Directions for this task → Starting with the line that contains "Output a JSON", copy each line exactly through the end of the listing, and omit all pictures.

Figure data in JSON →
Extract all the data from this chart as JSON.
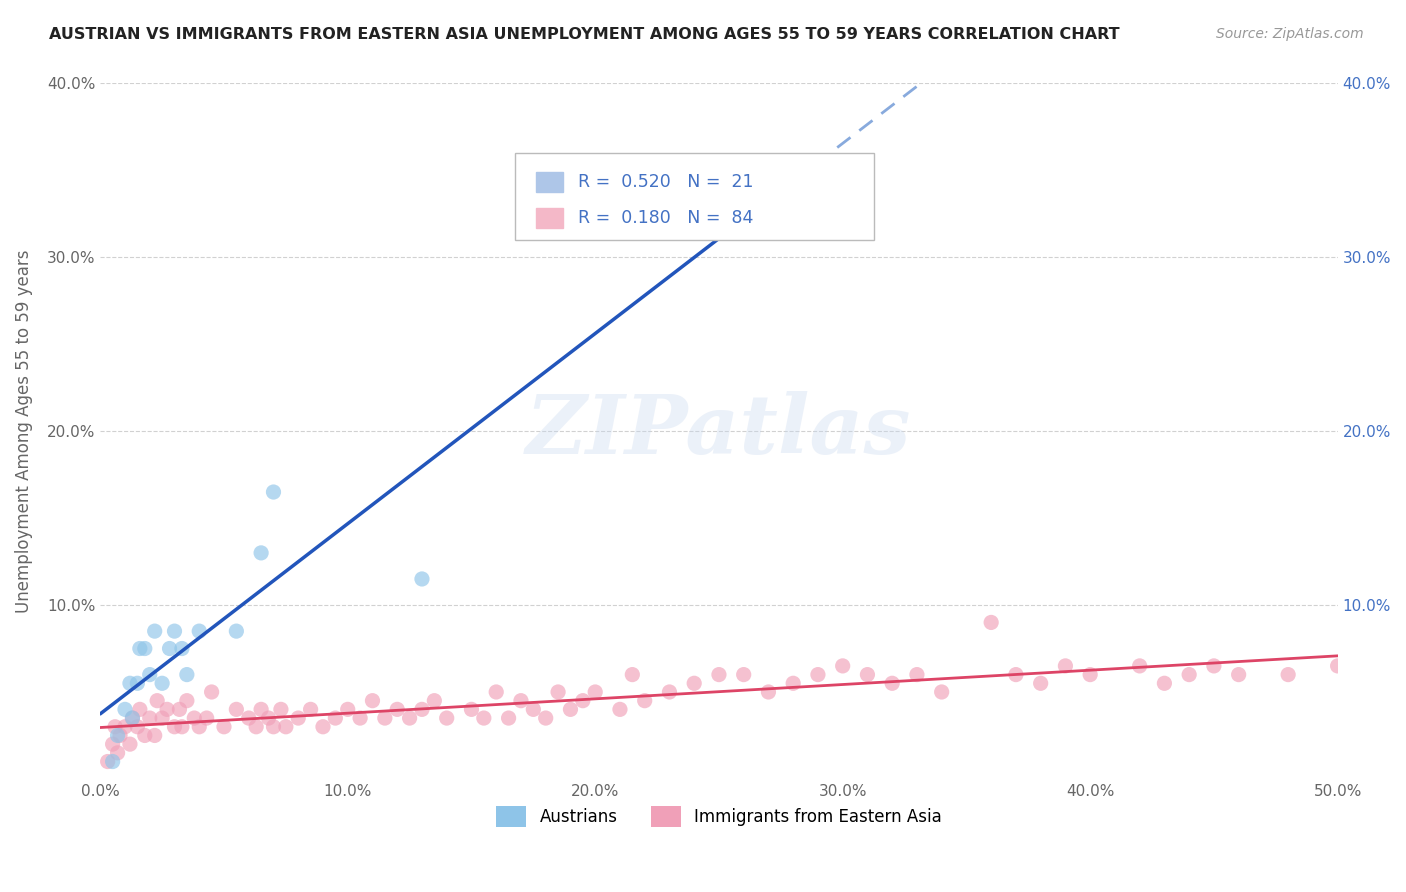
{
  "title": "AUSTRIAN VS IMMIGRANTS FROM EASTERN ASIA UNEMPLOYMENT AMONG AGES 55 TO 59 YEARS CORRELATION CHART",
  "source": "Source: ZipAtlas.com",
  "ylabel": "Unemployment Among Ages 55 to 59 years",
  "xlim": [
    0.0,
    0.5
  ],
  "ylim": [
    0.0,
    0.4
  ],
  "xticks": [
    0.0,
    0.1,
    0.2,
    0.3,
    0.4,
    0.5
  ],
  "yticks": [
    0.0,
    0.1,
    0.2,
    0.3,
    0.4
  ],
  "series1_label": "Austrians",
  "series2_label": "Immigrants from Eastern Asia",
  "series1_color": "#8ec4e8",
  "series2_color": "#f0a0b8",
  "trendline1_color": "#2255bb",
  "trendline2_color": "#dd4466",
  "trendline1_dashed_color": "#88aadd",
  "R1": 0.52,
  "N1": 21,
  "R2": 0.18,
  "N2": 84,
  "background_color": "#ffffff",
  "grid_color": "#cccccc",
  "watermark": "ZIPatlas",
  "series1_x": [
    0.005,
    0.007,
    0.01,
    0.012,
    0.013,
    0.015,
    0.016,
    0.018,
    0.02,
    0.022,
    0.025,
    0.028,
    0.03,
    0.033,
    0.035,
    0.04,
    0.055,
    0.065,
    0.07,
    0.13,
    0.26
  ],
  "series1_y": [
    0.01,
    0.025,
    0.04,
    0.055,
    0.035,
    0.055,
    0.075,
    0.075,
    0.06,
    0.085,
    0.055,
    0.075,
    0.085,
    0.075,
    0.06,
    0.085,
    0.085,
    0.13,
    0.165,
    0.115,
    0.335
  ],
  "series2_x": [
    0.003,
    0.005,
    0.006,
    0.007,
    0.008,
    0.01,
    0.012,
    0.013,
    0.015,
    0.016,
    0.018,
    0.02,
    0.022,
    0.023,
    0.025,
    0.027,
    0.03,
    0.032,
    0.033,
    0.035,
    0.038,
    0.04,
    0.043,
    0.045,
    0.05,
    0.055,
    0.06,
    0.063,
    0.065,
    0.068,
    0.07,
    0.073,
    0.075,
    0.08,
    0.085,
    0.09,
    0.095,
    0.1,
    0.105,
    0.11,
    0.115,
    0.12,
    0.125,
    0.13,
    0.135,
    0.14,
    0.15,
    0.155,
    0.16,
    0.165,
    0.17,
    0.175,
    0.18,
    0.185,
    0.19,
    0.195,
    0.2,
    0.21,
    0.215,
    0.22,
    0.23,
    0.24,
    0.25,
    0.26,
    0.27,
    0.28,
    0.29,
    0.3,
    0.31,
    0.32,
    0.33,
    0.34,
    0.36,
    0.37,
    0.38,
    0.39,
    0.4,
    0.42,
    0.43,
    0.44,
    0.45,
    0.46,
    0.48,
    0.5
  ],
  "series2_y": [
    0.01,
    0.02,
    0.03,
    0.015,
    0.025,
    0.03,
    0.02,
    0.035,
    0.03,
    0.04,
    0.025,
    0.035,
    0.025,
    0.045,
    0.035,
    0.04,
    0.03,
    0.04,
    0.03,
    0.045,
    0.035,
    0.03,
    0.035,
    0.05,
    0.03,
    0.04,
    0.035,
    0.03,
    0.04,
    0.035,
    0.03,
    0.04,
    0.03,
    0.035,
    0.04,
    0.03,
    0.035,
    0.04,
    0.035,
    0.045,
    0.035,
    0.04,
    0.035,
    0.04,
    0.045,
    0.035,
    0.04,
    0.035,
    0.05,
    0.035,
    0.045,
    0.04,
    0.035,
    0.05,
    0.04,
    0.045,
    0.05,
    0.04,
    0.06,
    0.045,
    0.05,
    0.055,
    0.06,
    0.06,
    0.05,
    0.055,
    0.06,
    0.065,
    0.06,
    0.055,
    0.06,
    0.05,
    0.09,
    0.06,
    0.055,
    0.065,
    0.06,
    0.065,
    0.055,
    0.06,
    0.065,
    0.06,
    0.06,
    0.065
  ],
  "trendline1_solid_end": 0.28,
  "right_axis_color": "#4472c4",
  "legend_box_color": "#aec6e8",
  "legend_box_color2": "#f4b8c8"
}
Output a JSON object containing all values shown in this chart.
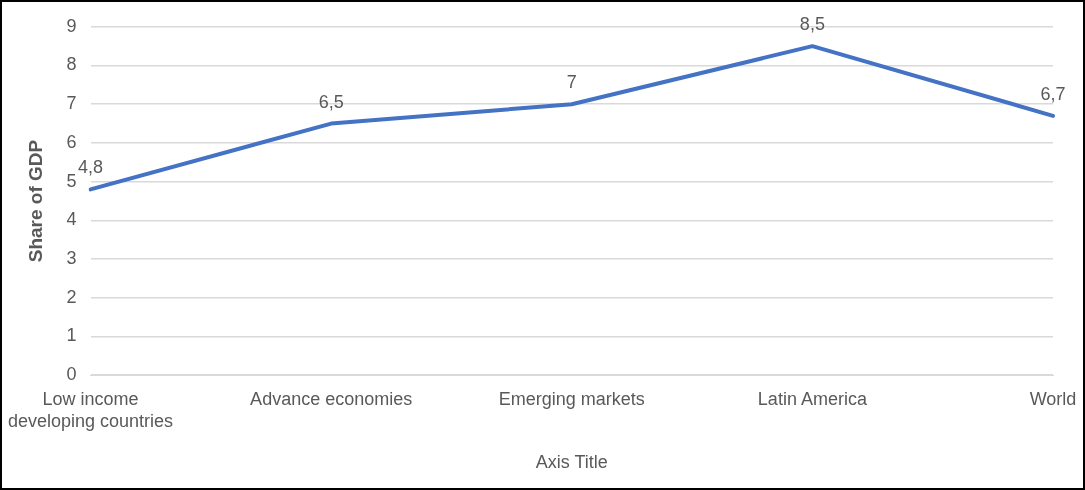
{
  "chart_data": {
    "type": "line",
    "categories": [
      "Low income\ndeveloping countries",
      "Advance economies",
      "Emerging markets",
      "Latin America",
      "World"
    ],
    "series": [
      {
        "color": "#4472c4",
        "values": [
          4.8,
          6.5,
          7,
          8.5,
          6.7
        ],
        "value_labels": [
          "4,8",
          "6,5",
          "7",
          "8,5",
          "6,7"
        ]
      }
    ],
    "ylim": [
      0,
      9
    ],
    "yticks": [
      0,
      1,
      2,
      3,
      4,
      5,
      6,
      7,
      8,
      9
    ],
    "xlabel": "Axis Title",
    "ylabel": "Share of GDP",
    "grid": "y",
    "legend": false,
    "marker": "none",
    "line_style": "solid"
  }
}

Right answer →
Output a JSON object containing all values shown in this chart.
{
  "chart_data": {
    "type": "line",
    "categories": [
      "Low income\ndeveloping countries",
      "Advance economies",
      "Emerging markets",
      "Latin America",
      "World"
    ],
    "series": [
      {
        "color": "#4472c4",
        "values": [
          4.8,
          6.5,
          7,
          8.5,
          6.7
        ],
        "value_labels": [
          "4,8",
          "6,5",
          "7",
          "8,5",
          "6,7"
        ]
      }
    ],
    "ylim": [
      0,
      9
    ],
    "yticks": [
      0,
      1,
      2,
      3,
      4,
      5,
      6,
      7,
      8,
      9
    ],
    "xlabel": "Axis Title",
    "ylabel": "Share of GDP",
    "grid": "y",
    "legend": false,
    "marker": "none",
    "line_style": "solid"
  }
}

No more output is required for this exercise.